Figure content listings
[Start of Attachment]

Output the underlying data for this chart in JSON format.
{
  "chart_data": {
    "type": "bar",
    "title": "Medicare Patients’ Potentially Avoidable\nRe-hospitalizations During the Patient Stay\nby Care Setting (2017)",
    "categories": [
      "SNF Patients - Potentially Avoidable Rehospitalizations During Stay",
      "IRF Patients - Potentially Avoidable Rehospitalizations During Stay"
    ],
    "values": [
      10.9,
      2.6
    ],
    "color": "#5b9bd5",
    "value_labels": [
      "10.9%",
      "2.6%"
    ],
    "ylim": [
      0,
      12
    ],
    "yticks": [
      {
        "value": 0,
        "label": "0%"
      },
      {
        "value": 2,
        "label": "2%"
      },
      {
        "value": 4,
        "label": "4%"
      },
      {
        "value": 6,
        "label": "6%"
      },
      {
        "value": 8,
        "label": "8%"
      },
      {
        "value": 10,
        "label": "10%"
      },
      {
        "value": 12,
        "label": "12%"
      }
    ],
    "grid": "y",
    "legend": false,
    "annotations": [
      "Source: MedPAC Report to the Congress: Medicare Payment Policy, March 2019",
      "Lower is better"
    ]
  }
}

[End of Attachment]

#### Your assignment
Would you filter the records and copy out each line containing "Potentially"?

#### Result of this task
    "title": "Medicare Patients’ Potentially Avoidable\nRe-hospitalizations During the Patient Stay\nby Care Setting (2017)",
      "SNF Patients - Potentially Avoidable Rehospitalizations During Stay",
      "IRF Patients - Potentially Avoidable Rehospitalizations During Stay"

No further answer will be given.